[Stored entries]
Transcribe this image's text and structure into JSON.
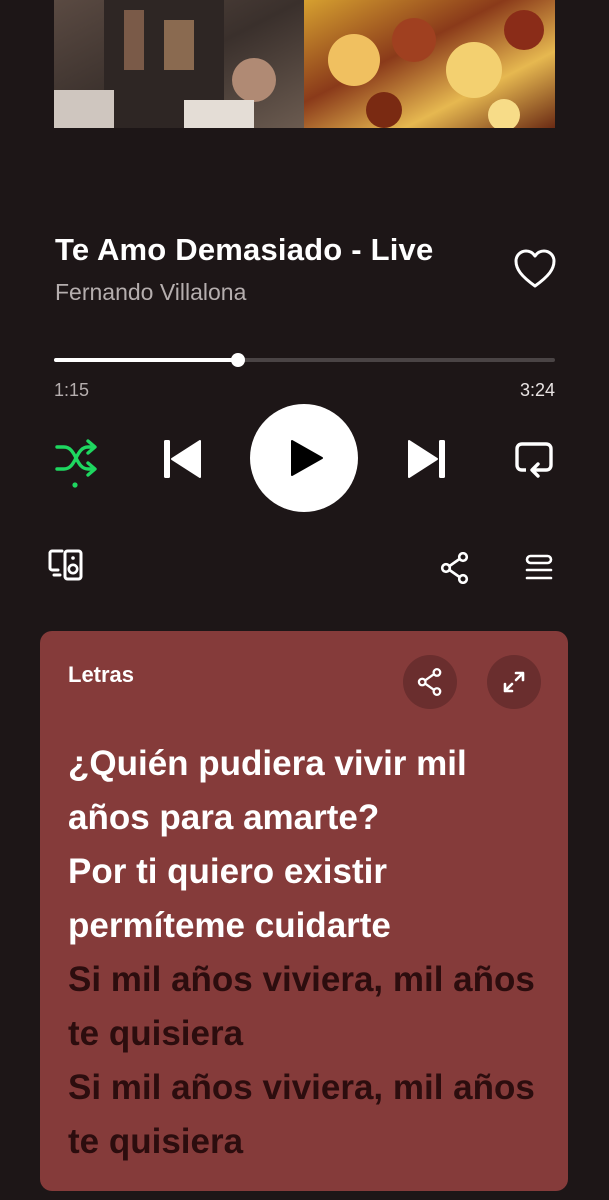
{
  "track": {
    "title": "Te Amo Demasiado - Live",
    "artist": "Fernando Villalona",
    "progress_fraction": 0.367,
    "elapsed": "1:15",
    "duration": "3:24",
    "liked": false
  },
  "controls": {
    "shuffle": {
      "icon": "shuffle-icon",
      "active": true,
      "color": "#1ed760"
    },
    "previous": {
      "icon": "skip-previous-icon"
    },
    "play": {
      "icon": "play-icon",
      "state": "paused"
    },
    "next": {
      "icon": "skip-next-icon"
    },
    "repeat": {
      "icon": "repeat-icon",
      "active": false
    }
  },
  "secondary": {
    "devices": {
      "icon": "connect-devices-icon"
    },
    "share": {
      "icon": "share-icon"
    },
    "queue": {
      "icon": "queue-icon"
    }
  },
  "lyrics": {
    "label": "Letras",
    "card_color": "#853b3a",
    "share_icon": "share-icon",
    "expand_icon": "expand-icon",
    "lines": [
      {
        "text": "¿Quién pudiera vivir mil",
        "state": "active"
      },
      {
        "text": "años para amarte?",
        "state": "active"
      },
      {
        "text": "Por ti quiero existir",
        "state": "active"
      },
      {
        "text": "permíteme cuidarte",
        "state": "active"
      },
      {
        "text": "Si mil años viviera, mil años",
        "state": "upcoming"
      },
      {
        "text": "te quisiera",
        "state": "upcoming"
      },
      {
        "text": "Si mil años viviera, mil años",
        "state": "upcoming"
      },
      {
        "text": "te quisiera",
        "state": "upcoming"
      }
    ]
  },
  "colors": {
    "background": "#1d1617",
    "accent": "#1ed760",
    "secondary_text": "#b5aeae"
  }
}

Stated problem: Return each line of the data that contains the string "skip".

Response to this task:
      "icon": "skip-previous-icon"
      "icon": "skip-next-icon"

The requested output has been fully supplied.